**Data section**
********

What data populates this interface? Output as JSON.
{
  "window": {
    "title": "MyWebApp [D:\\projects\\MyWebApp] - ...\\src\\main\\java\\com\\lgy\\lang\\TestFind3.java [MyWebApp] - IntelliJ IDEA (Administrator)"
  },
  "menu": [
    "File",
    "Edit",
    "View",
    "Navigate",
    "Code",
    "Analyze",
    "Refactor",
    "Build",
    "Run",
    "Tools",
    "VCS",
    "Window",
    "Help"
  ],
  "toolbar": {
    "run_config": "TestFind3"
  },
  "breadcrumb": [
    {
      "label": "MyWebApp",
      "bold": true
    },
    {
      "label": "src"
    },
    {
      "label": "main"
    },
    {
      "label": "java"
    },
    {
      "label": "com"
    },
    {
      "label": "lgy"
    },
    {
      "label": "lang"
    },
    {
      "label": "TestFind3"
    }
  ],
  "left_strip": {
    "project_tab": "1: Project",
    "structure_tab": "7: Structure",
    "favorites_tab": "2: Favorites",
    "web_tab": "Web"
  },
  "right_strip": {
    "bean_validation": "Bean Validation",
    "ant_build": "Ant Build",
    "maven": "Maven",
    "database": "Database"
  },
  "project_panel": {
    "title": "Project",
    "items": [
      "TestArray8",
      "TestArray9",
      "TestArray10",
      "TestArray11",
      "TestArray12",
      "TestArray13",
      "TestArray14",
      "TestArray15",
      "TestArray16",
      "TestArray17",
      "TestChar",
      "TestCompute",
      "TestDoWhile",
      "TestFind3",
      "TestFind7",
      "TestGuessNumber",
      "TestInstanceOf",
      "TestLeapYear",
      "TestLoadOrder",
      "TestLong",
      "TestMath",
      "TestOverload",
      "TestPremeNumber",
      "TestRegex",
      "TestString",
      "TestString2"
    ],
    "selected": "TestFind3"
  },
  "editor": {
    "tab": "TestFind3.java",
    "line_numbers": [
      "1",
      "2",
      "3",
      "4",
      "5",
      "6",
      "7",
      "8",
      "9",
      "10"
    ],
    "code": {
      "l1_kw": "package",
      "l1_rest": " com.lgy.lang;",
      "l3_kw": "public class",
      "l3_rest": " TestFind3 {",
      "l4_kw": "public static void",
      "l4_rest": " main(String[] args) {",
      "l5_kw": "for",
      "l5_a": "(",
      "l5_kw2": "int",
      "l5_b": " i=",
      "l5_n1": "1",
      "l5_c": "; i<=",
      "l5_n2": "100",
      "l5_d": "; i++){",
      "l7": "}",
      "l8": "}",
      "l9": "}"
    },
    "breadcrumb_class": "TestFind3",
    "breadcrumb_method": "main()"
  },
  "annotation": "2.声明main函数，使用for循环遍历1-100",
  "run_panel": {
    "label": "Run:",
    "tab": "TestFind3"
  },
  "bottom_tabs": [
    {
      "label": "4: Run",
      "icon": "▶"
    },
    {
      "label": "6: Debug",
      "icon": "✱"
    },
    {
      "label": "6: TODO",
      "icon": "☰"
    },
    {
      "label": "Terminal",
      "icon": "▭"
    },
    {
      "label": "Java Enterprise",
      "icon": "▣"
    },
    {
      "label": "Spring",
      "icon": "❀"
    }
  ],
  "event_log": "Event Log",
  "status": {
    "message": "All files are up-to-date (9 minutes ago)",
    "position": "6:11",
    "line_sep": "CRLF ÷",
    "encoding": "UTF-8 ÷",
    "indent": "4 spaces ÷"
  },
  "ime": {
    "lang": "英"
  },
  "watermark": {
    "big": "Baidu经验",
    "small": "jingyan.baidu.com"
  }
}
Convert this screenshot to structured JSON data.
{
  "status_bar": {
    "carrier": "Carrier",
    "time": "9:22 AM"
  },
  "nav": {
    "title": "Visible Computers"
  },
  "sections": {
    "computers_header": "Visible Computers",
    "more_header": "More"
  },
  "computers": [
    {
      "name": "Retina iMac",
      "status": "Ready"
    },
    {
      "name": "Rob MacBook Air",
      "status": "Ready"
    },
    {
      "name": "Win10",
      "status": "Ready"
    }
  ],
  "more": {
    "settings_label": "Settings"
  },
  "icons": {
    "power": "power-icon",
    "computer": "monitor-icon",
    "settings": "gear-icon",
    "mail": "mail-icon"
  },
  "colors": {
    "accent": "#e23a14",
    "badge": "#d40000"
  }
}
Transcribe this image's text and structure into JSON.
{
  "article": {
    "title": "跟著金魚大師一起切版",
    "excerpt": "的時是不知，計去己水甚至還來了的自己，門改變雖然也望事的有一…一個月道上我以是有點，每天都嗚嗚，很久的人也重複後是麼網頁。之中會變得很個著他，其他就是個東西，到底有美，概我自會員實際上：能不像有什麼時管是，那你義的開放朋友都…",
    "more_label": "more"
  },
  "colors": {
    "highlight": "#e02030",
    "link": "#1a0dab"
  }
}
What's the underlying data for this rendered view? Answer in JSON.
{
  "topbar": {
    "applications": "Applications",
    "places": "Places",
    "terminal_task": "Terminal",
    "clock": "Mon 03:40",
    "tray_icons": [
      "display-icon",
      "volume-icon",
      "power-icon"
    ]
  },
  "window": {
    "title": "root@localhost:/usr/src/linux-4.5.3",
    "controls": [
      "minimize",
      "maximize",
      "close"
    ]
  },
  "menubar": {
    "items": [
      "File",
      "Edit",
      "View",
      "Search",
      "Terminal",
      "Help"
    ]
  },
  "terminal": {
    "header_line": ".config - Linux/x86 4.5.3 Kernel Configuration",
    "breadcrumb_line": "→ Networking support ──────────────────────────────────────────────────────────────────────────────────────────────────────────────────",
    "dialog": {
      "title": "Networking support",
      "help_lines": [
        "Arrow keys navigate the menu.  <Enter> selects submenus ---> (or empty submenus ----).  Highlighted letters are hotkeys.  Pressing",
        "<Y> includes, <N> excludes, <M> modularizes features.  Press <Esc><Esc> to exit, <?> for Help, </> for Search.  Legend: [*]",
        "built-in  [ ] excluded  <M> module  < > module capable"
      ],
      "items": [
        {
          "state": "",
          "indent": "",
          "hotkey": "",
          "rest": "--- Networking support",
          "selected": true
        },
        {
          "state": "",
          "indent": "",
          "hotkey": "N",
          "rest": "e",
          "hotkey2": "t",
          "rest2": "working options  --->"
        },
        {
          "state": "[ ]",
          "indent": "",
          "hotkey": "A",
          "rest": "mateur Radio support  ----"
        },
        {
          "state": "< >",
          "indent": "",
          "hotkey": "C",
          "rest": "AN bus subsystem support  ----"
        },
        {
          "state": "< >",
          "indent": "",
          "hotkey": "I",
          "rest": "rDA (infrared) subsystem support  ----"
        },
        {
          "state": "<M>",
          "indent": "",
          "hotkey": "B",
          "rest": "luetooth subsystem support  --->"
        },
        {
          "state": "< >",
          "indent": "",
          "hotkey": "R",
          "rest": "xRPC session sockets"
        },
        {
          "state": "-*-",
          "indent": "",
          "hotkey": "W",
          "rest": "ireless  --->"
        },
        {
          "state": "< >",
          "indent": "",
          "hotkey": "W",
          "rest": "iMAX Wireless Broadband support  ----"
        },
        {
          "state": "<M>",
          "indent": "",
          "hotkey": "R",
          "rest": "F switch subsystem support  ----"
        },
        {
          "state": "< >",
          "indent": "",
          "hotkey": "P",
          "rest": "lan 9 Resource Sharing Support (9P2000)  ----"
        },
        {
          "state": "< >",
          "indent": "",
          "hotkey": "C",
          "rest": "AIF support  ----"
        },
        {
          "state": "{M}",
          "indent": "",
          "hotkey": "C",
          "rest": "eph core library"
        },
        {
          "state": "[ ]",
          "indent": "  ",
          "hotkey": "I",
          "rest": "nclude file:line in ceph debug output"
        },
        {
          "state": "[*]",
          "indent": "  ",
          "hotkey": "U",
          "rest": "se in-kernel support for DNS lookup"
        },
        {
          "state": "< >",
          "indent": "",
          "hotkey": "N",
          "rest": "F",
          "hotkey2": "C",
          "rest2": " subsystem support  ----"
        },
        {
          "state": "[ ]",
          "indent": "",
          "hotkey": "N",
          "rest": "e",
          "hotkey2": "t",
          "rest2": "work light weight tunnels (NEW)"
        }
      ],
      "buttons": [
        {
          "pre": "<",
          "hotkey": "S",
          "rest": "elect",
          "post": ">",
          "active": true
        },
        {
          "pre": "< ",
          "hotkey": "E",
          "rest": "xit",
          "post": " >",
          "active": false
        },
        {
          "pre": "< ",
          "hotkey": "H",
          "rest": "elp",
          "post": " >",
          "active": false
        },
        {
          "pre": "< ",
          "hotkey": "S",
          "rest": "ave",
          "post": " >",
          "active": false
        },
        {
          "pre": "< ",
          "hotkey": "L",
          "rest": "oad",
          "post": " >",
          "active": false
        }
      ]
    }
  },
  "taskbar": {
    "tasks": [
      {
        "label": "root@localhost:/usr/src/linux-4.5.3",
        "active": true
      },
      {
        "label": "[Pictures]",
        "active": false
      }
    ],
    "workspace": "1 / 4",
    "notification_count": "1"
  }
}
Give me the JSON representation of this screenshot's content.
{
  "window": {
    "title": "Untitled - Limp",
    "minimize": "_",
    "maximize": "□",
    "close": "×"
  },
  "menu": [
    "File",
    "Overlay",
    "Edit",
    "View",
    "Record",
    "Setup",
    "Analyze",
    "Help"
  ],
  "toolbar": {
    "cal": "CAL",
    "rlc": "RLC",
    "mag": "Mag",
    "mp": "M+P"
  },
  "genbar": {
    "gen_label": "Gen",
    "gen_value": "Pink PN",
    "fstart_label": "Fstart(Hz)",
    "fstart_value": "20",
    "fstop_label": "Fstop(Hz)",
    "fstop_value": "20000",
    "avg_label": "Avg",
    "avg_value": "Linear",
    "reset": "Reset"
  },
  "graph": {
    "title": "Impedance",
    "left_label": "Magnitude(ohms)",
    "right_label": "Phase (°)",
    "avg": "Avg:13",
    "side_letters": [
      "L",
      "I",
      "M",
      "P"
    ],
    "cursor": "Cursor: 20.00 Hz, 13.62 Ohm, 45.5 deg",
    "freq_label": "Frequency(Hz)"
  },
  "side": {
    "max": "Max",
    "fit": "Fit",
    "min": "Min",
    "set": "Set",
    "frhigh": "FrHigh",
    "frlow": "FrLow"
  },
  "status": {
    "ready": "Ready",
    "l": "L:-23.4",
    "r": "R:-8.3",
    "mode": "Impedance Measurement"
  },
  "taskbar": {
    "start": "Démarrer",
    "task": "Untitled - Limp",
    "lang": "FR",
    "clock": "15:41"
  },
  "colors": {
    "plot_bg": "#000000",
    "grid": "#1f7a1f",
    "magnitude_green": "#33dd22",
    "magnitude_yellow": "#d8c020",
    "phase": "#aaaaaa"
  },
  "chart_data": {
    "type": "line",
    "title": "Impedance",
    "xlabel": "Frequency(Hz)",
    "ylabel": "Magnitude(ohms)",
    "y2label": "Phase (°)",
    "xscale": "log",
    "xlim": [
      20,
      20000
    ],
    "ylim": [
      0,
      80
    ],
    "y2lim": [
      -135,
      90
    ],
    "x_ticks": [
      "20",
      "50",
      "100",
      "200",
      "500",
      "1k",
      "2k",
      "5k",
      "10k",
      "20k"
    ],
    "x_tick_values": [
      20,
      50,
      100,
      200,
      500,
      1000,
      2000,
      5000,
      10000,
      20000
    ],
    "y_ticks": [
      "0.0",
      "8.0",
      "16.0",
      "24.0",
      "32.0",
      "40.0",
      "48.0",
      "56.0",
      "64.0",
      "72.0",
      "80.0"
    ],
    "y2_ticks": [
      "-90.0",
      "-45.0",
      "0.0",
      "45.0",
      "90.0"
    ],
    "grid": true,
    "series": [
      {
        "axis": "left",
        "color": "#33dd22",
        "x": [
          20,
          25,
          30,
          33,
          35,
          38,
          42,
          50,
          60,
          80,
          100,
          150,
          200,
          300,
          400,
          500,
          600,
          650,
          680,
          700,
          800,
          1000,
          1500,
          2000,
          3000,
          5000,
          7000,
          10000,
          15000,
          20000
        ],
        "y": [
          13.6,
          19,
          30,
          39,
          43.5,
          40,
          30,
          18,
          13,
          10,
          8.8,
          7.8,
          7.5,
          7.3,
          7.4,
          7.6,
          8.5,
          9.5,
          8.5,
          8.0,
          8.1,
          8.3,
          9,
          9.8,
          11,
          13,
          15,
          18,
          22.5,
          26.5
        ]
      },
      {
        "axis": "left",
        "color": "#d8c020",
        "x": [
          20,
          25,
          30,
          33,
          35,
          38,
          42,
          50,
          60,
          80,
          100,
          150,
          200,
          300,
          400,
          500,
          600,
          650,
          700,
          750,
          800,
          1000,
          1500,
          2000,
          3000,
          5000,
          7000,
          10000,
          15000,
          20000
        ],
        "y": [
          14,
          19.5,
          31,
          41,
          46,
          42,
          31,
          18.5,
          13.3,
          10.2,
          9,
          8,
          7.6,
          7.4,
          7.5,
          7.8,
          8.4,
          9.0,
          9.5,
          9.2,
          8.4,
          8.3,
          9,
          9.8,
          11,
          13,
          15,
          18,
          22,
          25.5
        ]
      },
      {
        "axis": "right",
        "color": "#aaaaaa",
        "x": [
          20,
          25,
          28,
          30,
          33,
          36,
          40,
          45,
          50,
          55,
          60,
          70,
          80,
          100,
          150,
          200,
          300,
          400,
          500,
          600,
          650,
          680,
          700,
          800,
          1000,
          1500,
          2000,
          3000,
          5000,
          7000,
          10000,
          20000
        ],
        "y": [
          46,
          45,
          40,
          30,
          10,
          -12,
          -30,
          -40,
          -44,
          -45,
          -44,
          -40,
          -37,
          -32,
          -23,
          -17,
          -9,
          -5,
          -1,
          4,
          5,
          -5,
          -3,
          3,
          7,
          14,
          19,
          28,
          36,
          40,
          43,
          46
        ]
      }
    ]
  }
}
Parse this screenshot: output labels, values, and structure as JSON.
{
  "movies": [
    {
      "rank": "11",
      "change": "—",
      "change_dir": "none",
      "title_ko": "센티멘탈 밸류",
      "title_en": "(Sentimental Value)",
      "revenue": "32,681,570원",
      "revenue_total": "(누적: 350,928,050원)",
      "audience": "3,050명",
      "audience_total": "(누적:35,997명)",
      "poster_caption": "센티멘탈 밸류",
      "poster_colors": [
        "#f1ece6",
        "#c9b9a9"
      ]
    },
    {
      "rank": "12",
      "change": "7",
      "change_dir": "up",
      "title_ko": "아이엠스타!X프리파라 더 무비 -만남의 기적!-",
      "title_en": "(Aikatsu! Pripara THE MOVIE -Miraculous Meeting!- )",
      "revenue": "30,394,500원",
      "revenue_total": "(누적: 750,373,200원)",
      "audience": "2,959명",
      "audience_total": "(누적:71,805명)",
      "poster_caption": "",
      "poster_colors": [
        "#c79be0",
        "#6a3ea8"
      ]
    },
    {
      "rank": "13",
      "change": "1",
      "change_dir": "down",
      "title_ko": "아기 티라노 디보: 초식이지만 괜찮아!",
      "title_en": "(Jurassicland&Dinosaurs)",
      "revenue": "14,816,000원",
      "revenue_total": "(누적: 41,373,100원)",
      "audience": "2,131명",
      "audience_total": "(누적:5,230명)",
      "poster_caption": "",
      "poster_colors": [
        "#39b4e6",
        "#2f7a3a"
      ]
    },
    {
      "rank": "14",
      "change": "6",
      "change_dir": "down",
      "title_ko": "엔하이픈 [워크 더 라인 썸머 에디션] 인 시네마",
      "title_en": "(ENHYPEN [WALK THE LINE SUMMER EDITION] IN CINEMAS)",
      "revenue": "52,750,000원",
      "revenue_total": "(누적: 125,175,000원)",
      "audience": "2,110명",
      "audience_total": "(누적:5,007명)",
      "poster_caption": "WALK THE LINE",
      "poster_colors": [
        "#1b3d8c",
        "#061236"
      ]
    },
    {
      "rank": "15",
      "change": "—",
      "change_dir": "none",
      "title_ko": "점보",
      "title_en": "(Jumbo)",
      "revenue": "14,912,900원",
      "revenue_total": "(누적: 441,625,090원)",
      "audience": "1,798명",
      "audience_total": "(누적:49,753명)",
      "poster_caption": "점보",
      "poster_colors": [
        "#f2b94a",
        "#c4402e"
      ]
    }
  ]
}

********

**Work instructions**
Copy every line above that holds the word "rank".

**Task result**
      "rank": "11",
      "rank": "12",
      "rank": "13",
      "rank": "14",
      "rank": "15",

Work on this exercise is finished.